Task directions: In the entries below, identify every line with the string "derecha" and copy it.

Entries:
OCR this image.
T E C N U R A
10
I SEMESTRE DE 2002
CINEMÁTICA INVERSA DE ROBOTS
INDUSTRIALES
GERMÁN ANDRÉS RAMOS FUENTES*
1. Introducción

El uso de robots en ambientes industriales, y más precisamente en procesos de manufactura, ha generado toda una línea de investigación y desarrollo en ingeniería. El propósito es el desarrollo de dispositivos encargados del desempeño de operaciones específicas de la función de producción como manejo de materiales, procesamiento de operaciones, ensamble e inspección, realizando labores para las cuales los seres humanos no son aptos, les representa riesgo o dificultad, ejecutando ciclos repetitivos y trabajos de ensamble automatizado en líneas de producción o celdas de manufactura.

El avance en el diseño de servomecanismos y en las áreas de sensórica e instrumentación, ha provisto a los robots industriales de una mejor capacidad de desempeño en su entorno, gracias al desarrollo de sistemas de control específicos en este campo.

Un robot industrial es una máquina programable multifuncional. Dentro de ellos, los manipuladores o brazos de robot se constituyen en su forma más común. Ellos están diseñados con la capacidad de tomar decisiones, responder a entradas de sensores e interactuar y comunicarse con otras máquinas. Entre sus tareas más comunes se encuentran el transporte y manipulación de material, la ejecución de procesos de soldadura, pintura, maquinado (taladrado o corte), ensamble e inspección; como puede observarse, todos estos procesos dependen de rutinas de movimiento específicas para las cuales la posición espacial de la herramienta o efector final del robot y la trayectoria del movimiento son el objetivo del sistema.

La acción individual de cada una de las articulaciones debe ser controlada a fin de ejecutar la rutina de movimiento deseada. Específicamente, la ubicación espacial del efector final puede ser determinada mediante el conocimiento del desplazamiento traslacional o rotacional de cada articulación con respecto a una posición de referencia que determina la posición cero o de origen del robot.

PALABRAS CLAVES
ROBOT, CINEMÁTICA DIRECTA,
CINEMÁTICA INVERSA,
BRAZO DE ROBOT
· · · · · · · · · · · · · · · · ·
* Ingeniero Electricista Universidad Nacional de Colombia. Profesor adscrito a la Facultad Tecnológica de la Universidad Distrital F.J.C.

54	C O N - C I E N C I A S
...
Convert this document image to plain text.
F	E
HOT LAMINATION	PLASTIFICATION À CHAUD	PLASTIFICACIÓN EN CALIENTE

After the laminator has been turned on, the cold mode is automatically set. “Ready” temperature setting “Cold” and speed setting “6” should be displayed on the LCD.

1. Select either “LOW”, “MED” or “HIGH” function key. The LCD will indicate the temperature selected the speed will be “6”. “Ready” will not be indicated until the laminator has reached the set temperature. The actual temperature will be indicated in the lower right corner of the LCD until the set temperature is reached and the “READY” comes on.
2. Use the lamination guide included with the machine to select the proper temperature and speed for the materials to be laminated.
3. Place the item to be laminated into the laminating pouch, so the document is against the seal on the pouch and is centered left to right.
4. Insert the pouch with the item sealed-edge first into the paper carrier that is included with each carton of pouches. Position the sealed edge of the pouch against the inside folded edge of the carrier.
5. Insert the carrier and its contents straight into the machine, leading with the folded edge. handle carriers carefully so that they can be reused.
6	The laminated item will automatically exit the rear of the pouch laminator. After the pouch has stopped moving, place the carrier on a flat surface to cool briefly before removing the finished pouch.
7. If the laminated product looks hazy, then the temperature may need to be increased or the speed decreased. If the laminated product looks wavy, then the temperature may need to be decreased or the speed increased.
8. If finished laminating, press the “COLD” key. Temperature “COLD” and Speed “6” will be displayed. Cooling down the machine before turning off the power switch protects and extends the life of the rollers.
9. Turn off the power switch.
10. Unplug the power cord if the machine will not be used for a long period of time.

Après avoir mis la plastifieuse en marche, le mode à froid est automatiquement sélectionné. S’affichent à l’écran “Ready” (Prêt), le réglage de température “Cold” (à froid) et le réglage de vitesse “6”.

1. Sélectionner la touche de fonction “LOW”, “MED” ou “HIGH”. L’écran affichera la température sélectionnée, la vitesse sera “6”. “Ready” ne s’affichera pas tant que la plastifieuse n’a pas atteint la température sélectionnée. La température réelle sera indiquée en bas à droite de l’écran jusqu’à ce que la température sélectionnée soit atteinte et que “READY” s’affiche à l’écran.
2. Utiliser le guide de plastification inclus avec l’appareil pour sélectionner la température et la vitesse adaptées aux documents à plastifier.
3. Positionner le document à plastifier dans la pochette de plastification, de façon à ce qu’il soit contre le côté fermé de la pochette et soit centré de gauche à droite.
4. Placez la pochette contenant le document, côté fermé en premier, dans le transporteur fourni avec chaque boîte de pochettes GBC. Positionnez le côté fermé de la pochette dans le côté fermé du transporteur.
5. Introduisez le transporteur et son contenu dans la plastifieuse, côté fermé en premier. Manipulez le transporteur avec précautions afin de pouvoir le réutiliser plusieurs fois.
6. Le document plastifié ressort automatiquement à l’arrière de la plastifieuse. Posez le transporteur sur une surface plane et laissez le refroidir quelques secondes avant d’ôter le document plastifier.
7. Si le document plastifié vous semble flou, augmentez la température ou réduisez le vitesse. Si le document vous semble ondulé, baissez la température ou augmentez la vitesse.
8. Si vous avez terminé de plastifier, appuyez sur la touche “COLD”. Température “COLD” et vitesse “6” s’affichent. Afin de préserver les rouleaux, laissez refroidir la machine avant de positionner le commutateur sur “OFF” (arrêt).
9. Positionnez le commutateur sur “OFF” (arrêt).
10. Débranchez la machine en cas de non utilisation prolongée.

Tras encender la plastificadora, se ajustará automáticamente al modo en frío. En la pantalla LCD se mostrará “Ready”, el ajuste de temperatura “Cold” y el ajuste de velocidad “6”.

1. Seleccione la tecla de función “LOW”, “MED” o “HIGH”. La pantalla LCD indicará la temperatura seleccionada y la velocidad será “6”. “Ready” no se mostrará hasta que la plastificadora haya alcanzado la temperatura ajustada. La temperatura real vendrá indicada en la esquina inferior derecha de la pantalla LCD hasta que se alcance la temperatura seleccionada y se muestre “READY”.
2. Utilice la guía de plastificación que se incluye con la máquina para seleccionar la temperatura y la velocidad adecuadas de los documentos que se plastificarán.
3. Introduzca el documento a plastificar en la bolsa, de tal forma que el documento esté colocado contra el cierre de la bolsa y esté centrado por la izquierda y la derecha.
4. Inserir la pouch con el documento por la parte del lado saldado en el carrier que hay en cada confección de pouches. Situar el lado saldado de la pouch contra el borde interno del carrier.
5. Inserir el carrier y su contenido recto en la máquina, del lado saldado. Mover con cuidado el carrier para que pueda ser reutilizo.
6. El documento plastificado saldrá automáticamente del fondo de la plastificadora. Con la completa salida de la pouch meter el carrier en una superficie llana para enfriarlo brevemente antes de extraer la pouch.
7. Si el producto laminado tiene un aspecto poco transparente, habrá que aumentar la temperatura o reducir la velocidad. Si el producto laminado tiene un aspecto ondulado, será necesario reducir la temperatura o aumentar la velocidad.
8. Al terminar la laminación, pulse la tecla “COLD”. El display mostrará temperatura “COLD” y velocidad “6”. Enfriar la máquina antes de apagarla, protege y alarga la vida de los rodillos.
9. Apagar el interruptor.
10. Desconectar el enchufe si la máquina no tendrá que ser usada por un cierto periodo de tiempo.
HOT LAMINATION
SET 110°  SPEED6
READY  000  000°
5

Written solution:
1. Seleccione la tecla de función “LOW”, “MED” o “HIGH”. La pantalla LCD indicará la temperatura seleccionada y la velocidad será “6”. “Ready” no se mostrará hasta que la plastificadora haya alcanzado la temperatura ajustada. La temperatura real vendrá indicada en la esquina inferior derecha de la pantalla LCD hasta que se alcance la temperatura seleccionada y se muestre “READY”.
3. Introduzca el documento a plastificar en la bolsa, de tal forma que el documento esté colocado contra el cierre de la bolsa y esté centrado por la izquierda y la derecha.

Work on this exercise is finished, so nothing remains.